◆ What is expected:
Give every entry again, unchanged, and leave its images out.

◆ Extracted entries:
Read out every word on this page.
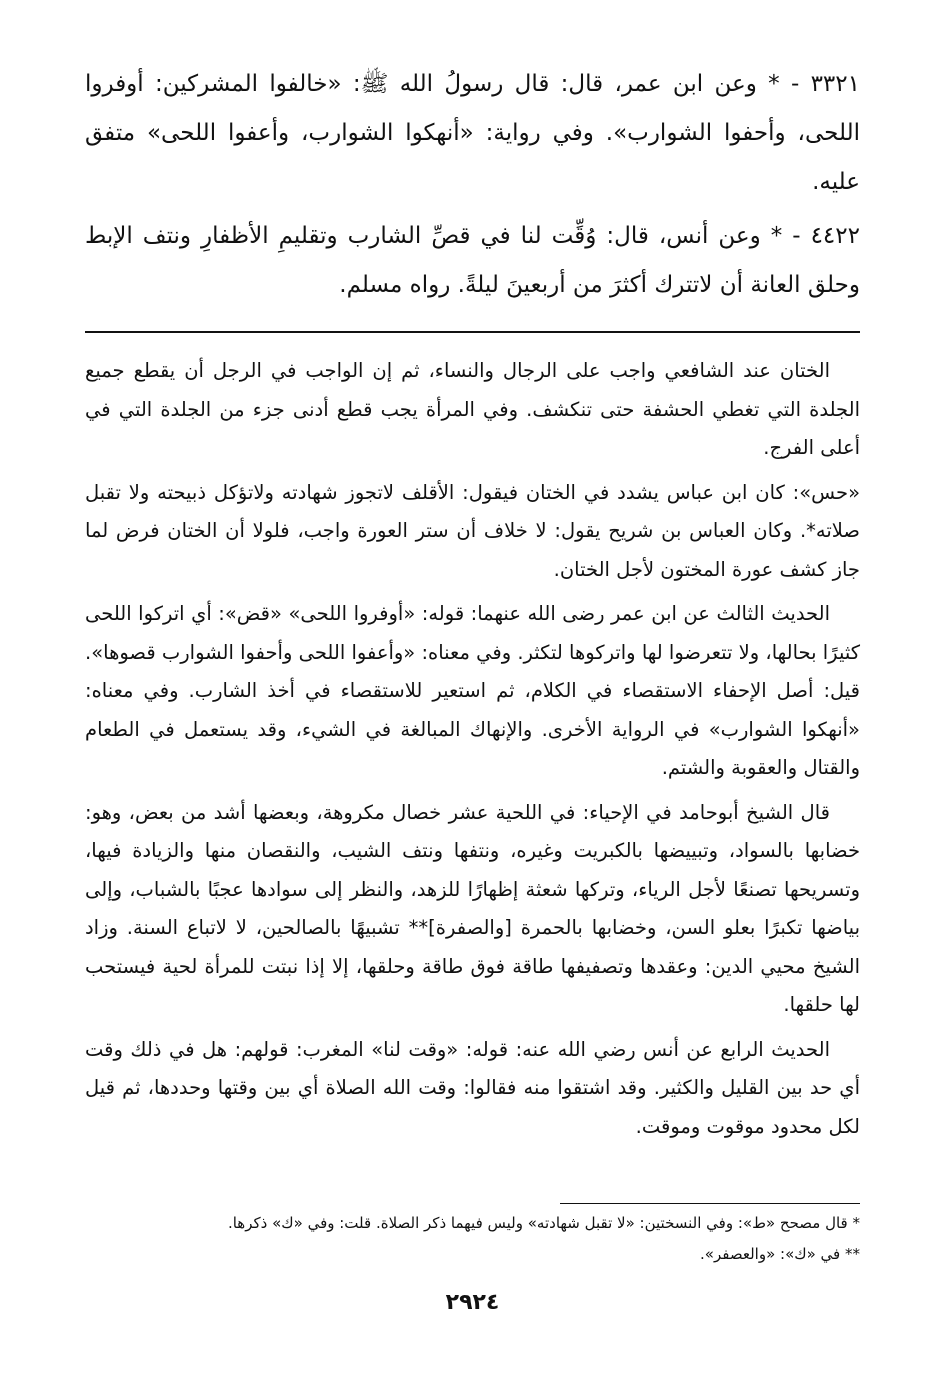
٣٣٢١ - * وعن ابن عمر، قال: قال رسولُ الله ﷺ: «خالفوا المشركين: أوفروا اللحى، وأحفوا الشوارب». وفي رواية: «أنهكوا الشوارب، وأعفوا اللحى» متفق عليه.

٤٤٢٢ - * وعن أنس، قال: وُقِّت لنا في قصِّ الشارب وتقليمِ الأظفارِ ونتف الإبط وحلق العانة أن لاتترك أكثرَ من أربعينَ ليلةً. رواه مسلم.

الختان عند الشافعي واجب على الرجال والنساء، ثم إن الواجب في الرجل أن يقطع جميع الجلدة التي تغطي الحشفة حتى تنكشف. وفي المرأة يجب قطع أدنى جزء من الجلدة التي في أعلى الفرج.

«حس»: كان ابن عباس يشدد في الختان فيقول: الأقلف لاتجوز شهادته ولاتؤكل ذبيحته ولا تقبل صلاته*. وكان العباس بن شريح يقول: لا خلاف أن ستر العورة واجب، فلولا أن الختان فرض لما جاز كشف عورة المختون لأجل الختان.

الحديث الثالث عن ابن عمر رضى الله عنهما: قوله: «أوفروا اللحى» «قض»: أي اتركوا اللحى كثيرًا بحالها، ولا تتعرضوا لها واتركوها لتكثر. وفي معناه: «وأعفوا اللحى وأحفوا الشوارب قصوها». قيل: أصل الإحفاء الاستقصاء في الكلام، ثم استعير للاستقصاء في أخذ الشارب. وفي معناه: «أنهكوا الشوارب» في الرواية الأخرى. والإنهاك المبالغة في الشيء، وقد يستعمل في الطعام والقتال والعقوبة والشتم.

قال الشيخ أبوحامد في الإحياء: في اللحية عشر خصال مكروهة، وبعضها أشد من بعض، وهو: خضابها بالسواد، وتبييضها بالكبريت وغيره، ونتفها ونتف الشيب، والنقصان منها والزيادة فيها، وتسريحها تصنعًا لأجل الرياء، وتركها شعثة إظهارًا للزهد، والنظر إلى سوادها عجبًا بالشباب، وإلى بياضها تكبرًا بعلو السن، وخضابها بالحمرة [والصفرة]** تشبيهًا بالصالحين، لا لاتباع السنة. وزاد الشيخ محيي الدين: وعقدها وتصفيفها طاقة فوق طاقة وحلقها، إلا إذا نبتت للمرأة لحية فيستحب لها حلقها.

الحديث الرابع عن أنس رضي الله عنه: قوله: «وقت لنا» المغرب: قولهم: هل في ذلك وقت أي حد بين القليل والكثير. وقد اشتقوا منه فقالوا: وقت الله الصلاة أي بين وقتها وحددها، ثم قيل لكل محدود موقوت وموقت.

* قال مصحح «ط»: وفي النسختين: «لا تقبل شهادته» وليس فيهما ذكر الصلاة. قلت: وفي «ك» ذكرها.

** في «ك»: «والعصفر».

٢٩٢٤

◆ Solution for this exercise:
Read out every word on this page.
٣٣٢١ - * وعن ابن عمر، قال: قال رسولُ الله ﷺ: «خالفوا المشركين: أوفروا اللحى، وأحفوا الشوارب». وفي رواية: «أنهكوا الشوارب، وأعفوا اللحى» متفق عليه.

٤٤٢٢ - * وعن أنس، قال: وُقِّت لنا في قصِّ الشارب وتقليمِ الأظفارِ ونتف الإبط وحلق العانة أن لاتترك أكثرَ من أربعينَ ليلةً. رواه مسلم.

الختان عند الشافعي واجب على الرجال والنساء، ثم إن الواجب في الرجل أن يقطع جميع الجلدة التي تغطي الحشفة حتى تنكشف. وفي المرأة يجب قطع أدنى جزء من الجلدة التي في أعلى الفرج.

«حس»: كان ابن عباس يشدد في الختان فيقول: الأقلف لاتجوز شهادته ولاتؤكل ذبيحته ولا تقبل صلاته*. وكان العباس بن شريح يقول: لا خلاف أن ستر العورة واجب، فلولا أن الختان فرض لما جاز كشف عورة المختون لأجل الختان.

الحديث الثالث عن ابن عمر رضى الله عنهما: قوله: «أوفروا اللحى» «قض»: أي اتركوا اللحى كثيرًا بحالها، ولا تتعرضوا لها واتركوها لتكثر. وفي معناه: «وأعفوا اللحى وأحفوا الشوارب قصوها». قيل: أصل الإحفاء الاستقصاء في الكلام، ثم استعير للاستقصاء في أخذ الشارب. وفي معناه: «أنهكوا الشوارب» في الرواية الأخرى. والإنهاك المبالغة في الشيء، وقد يستعمل في الطعام والقتال والعقوبة والشتم.

قال الشيخ أبوحامد في الإحياء: في اللحية عشر خصال مكروهة، وبعضها أشد من بعض، وهو: خضابها بالسواد، وتبييضها بالكبريت وغيره، ونتفها ونتف الشيب، والنقصان منها والزيادة فيها، وتسريحها تصنعًا لأجل الرياء، وتركها شعثة إظهارًا للزهد، والنظر إلى سوادها عجبًا بالشباب، وإلى بياضها تكبرًا بعلو السن، وخضابها بالحمرة [والصفرة]** تشبيهًا بالصالحين، لا لاتباع السنة. وزاد الشيخ محيي الدين: وعقدها وتصفيفها طاقة فوق طاقة وحلقها، إلا إذا نبتت للمرأة لحية فيستحب لها حلقها.

الحديث الرابع عن أنس رضي الله عنه: قوله: «وقت لنا» المغرب: قولهم: هل في ذلك وقت أي حد بين القليل والكثير. وقد اشتقوا منه فقالوا: وقت الله الصلاة أي بين وقتها وحددها، ثم قيل لكل محدود موقوت وموقت.

* قال مصحح «ط»: وفي النسختين: «لا تقبل شهادته» وليس فيهما ذكر الصلاة. قلت: وفي «ك» ذكرها.

** في «ك»: «والعصفر».

٢٩٢٤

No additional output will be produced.